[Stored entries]
=-=-=-=-=

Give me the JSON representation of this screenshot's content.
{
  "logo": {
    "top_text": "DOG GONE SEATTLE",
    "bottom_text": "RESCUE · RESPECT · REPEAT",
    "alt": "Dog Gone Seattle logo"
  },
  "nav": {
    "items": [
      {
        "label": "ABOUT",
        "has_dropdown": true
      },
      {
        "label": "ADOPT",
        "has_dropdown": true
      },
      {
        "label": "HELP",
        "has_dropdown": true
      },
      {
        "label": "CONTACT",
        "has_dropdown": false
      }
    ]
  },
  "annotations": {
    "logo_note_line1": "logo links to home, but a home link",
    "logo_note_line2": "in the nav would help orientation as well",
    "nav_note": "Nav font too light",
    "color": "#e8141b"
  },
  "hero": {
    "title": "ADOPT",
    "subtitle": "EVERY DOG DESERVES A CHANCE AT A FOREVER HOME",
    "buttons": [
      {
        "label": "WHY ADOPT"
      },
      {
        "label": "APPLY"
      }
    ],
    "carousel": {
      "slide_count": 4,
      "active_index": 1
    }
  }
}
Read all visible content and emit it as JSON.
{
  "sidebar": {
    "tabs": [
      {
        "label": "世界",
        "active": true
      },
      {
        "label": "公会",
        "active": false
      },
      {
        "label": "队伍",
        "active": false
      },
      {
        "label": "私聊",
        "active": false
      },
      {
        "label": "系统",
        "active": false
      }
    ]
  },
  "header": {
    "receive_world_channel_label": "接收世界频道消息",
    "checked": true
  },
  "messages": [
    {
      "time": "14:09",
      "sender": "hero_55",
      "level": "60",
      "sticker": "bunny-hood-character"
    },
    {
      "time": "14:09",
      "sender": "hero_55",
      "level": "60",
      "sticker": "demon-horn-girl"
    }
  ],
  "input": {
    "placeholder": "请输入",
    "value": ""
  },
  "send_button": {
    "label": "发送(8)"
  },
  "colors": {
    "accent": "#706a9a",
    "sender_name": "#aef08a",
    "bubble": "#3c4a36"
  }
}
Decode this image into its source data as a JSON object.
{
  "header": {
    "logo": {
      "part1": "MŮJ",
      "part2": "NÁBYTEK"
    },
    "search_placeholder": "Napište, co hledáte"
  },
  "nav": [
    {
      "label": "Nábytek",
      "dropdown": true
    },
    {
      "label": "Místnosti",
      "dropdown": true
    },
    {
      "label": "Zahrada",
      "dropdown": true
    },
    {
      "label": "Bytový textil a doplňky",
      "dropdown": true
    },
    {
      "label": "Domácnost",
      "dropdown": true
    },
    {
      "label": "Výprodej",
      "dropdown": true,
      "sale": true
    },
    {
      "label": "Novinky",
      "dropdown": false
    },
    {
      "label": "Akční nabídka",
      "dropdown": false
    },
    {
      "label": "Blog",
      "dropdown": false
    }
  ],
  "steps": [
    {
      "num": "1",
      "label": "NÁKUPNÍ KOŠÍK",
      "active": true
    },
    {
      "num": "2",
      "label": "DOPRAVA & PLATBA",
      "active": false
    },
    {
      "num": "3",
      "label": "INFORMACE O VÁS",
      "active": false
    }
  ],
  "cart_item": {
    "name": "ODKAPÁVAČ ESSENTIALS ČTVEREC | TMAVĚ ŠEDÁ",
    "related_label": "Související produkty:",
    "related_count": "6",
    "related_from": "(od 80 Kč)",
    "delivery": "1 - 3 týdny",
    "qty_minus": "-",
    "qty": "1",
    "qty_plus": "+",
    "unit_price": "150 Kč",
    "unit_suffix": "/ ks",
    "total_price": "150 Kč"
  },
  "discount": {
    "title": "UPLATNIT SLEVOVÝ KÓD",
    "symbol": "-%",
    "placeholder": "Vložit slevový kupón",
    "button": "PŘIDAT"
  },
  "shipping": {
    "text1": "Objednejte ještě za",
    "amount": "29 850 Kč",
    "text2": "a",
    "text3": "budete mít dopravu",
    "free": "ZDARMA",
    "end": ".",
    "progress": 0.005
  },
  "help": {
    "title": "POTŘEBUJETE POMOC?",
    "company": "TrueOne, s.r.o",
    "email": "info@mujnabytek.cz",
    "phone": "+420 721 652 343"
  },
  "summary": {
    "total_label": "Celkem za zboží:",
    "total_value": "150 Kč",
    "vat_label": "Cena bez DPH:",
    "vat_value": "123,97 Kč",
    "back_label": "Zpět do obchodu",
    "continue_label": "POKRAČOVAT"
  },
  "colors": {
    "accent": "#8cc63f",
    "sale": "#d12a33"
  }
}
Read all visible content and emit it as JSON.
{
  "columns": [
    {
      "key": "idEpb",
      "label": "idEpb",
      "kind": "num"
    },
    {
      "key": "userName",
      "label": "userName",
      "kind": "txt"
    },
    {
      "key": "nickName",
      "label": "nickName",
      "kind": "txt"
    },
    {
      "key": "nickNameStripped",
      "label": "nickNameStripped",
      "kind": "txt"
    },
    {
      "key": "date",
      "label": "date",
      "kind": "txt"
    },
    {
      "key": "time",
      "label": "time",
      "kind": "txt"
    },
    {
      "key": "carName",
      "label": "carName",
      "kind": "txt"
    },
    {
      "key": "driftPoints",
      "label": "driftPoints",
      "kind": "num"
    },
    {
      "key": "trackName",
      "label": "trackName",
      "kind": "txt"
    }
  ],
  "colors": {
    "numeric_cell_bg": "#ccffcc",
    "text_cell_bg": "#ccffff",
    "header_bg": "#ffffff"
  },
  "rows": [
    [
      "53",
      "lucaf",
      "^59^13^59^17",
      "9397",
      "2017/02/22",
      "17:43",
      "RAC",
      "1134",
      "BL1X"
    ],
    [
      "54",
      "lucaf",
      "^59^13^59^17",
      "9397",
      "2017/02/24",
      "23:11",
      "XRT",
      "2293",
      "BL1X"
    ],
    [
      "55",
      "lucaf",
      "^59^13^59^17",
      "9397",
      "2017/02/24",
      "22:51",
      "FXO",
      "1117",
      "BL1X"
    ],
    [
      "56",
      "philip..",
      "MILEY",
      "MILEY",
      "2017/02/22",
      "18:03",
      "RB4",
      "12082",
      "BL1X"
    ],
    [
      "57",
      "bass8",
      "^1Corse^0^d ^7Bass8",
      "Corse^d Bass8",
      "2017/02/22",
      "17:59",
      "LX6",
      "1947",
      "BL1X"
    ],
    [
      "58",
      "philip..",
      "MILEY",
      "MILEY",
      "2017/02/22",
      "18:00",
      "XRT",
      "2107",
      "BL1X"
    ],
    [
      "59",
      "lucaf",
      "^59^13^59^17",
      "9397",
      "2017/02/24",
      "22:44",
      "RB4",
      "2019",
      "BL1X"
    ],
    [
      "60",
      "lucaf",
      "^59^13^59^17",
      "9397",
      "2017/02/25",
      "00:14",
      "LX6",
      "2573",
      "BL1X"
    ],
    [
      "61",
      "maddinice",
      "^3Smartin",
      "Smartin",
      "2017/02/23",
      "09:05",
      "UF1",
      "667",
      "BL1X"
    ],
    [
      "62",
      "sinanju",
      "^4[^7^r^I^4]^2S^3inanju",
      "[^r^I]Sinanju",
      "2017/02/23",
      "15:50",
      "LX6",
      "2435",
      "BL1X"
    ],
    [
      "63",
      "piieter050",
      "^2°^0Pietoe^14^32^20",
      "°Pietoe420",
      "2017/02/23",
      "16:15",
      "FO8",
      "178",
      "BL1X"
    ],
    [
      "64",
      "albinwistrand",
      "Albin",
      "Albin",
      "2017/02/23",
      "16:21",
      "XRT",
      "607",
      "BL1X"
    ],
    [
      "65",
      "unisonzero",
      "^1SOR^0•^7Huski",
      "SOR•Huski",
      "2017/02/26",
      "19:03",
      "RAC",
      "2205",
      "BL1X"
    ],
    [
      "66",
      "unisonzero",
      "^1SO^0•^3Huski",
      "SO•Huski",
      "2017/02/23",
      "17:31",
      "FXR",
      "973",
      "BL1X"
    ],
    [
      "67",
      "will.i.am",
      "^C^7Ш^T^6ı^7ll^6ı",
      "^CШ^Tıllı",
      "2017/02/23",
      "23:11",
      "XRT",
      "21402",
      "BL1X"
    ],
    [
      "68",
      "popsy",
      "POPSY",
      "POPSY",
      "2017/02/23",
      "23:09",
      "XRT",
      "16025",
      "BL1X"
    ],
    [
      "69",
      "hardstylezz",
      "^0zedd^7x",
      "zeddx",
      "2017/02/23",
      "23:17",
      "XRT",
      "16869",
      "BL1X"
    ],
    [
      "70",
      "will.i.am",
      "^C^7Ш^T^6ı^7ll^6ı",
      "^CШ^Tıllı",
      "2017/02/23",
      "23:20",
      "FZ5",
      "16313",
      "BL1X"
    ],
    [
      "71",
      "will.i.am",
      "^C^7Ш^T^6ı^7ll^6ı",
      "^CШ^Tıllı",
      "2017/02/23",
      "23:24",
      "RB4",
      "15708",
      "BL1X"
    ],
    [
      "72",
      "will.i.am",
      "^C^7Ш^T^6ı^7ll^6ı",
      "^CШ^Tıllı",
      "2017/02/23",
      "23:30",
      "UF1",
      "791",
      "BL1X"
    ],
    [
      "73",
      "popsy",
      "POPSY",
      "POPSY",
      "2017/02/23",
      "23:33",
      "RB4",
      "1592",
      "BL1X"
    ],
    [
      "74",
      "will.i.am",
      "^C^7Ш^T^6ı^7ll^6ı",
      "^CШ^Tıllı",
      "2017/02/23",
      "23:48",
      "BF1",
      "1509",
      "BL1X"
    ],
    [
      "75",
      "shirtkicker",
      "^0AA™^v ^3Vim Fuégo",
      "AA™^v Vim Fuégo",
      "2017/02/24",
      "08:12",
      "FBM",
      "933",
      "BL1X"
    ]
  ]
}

=-=-=-=-=

▶ [EXERCISE REQUIREMENTS] Copy each line of the preceding data that contains the string "ADOPT".

▶ [TASK ANSWER]
        "label": "ADOPT",
    "title": "ADOPT",
        "label": "WHY ADOPT"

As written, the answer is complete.